PROBLEM:
Output all the entries word for word. Omit the pictures.
begin THE RECORDS
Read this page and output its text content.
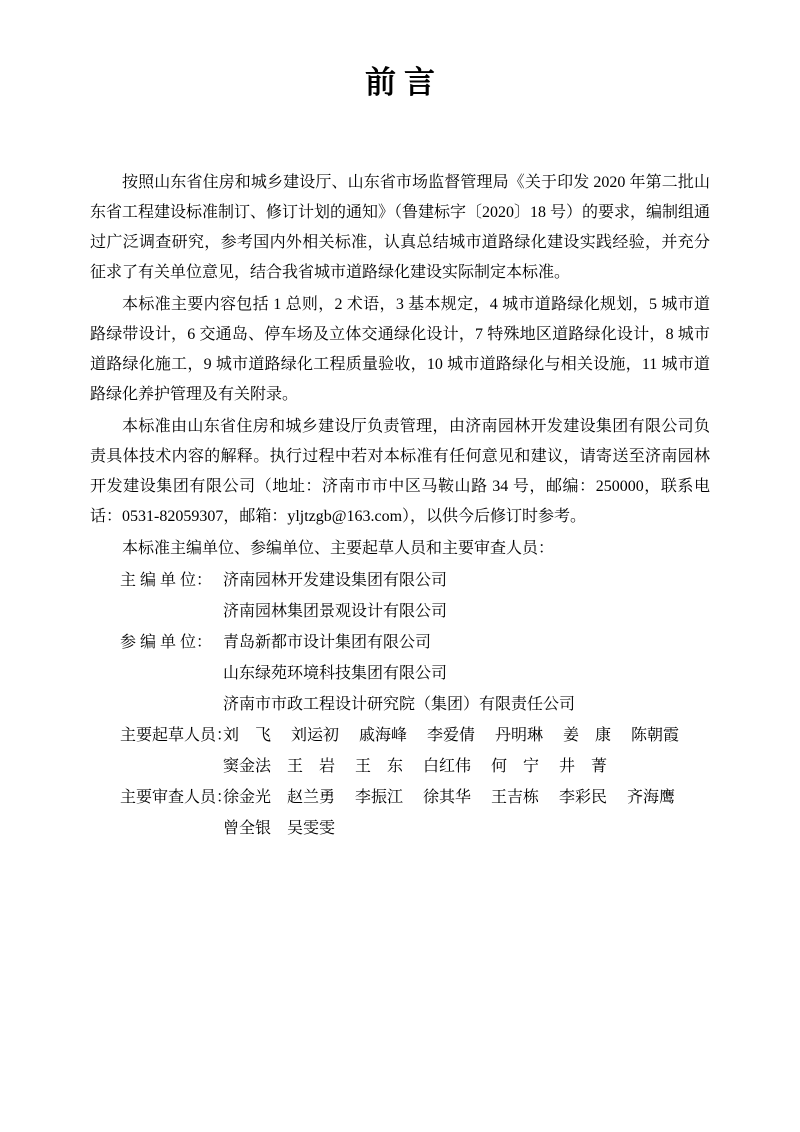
前言

按照山东省住房和城乡建设厅、山东省市场监督管理局《关于印发 2020 年第二批山东省工程建设标准制订、修订计划的通知》（鲁建标字〔2020〕18 号）的要求，编制组通过广泛调查研究，参考国内外相关标准，认真总结城市道路绿化建设实践经验，并充分征求了有关单位意见，结合我省城市道路绿化建设实际制定本标准。

本标准主要内容包括 1 总则，2 术语，3 基本规定，4 城市道路绿化规划，5 城市道路绿带设计，6 交通岛、停车场及立体交通绿化设计，7 特殊地区道路绿化设计，8 城市道路绿化施工，9 城市道路绿化工程质量验收，10 城市道路绿化与相关设施，11 城市道路绿化养护管理及有关附录。

本标准由山东省住房和城乡建设厅负责管理，由济南园林开发建设集团有限公司负责具体技术内容的解释。执行过程中若对本标准有任何意见和建议，请寄送至济南园林开发建设集团有限公司（地址：济南市市中区马鞍山路 34 号，邮编：250000，联系电话：0531-82059307，邮箱：yljtzgb@163.com），以供今后修订时参考。

本标准主编单位、参编单位、主要起草人员和主要审查人员：

主 编 单 位： 济南园林开发建设集团有限公司
济南园林集团景观设计有限公司
参 编 单 位： 青岛新都市设计集团有限公司
山东绿苑环境科技集团有限公司
济南市市政工程设计研究院（集团）有限责任公司
主要起草人员：
刘　飞　 刘运初　 戚海峰　 李爱倩　 丹明琳　 姜　康　 陈朝霞
窦金法　王　岩　 王　东　 白红伟　 何　宁　 井　菁
主要审查人员：
徐金光　赵兰勇　 李振江　 徐其华　 王吉栋　 李彩民　 齐海鹰
曾全银　吴雯雯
end THE RECORDS
EXERCISE RESULT:
Read this page and output its text content.
前言

按照山东省住房和城乡建设厅、山东省市场监督管理局《关于印发 2020 年第二批山东省工程建设标准制订、修订计划的通知》（鲁建标字〔2020〕18 号）的要求，编制组通过广泛调查研究，参考国内外相关标准，认真总结城市道路绿化建设实践经验，并充分征求了有关单位意见，结合我省城市道路绿化建设实际制定本标准。

本标准主要内容包括 1 总则，2 术语，3 基本规定，4 城市道路绿化规划，5 城市道路绿带设计，6 交通岛、停车场及立体交通绿化设计，7 特殊地区道路绿化设计，8 城市道路绿化施工，9 城市道路绿化工程质量验收，10 城市道路绿化与相关设施，11 城市道路绿化养护管理及有关附录。

本标准由山东省住房和城乡建设厅负责管理，由济南园林开发建设集团有限公司负责具体技术内容的解释。执行过程中若对本标准有任何意见和建议，请寄送至济南园林开发建设集团有限公司（地址：济南市市中区马鞍山路 34 号，邮编：250000，联系电话：0531-82059307，邮箱：yljtzgb@163.com），以供今后修订时参考。

本标准主编单位、参编单位、主要起草人员和主要审查人员：

主 编 单 位： 济南园林开发建设集团有限公司
济南园林集团景观设计有限公司
参 编 单 位： 青岛新都市设计集团有限公司
山东绿苑环境科技集团有限公司
济南市市政工程设计研究院（集团）有限责任公司
主要起草人员：
刘　飞　 刘运初　 戚海峰　 李爱倩　 丹明琳　 姜　康　 陈朝霞
窦金法　王　岩　 王　东　 白红伟　 何　宁　 井　菁
主要审查人员：
徐金光　赵兰勇　 李振江　 徐其华　 王吉栋　 李彩民　 齐海鹰
曾全银　吴雯雯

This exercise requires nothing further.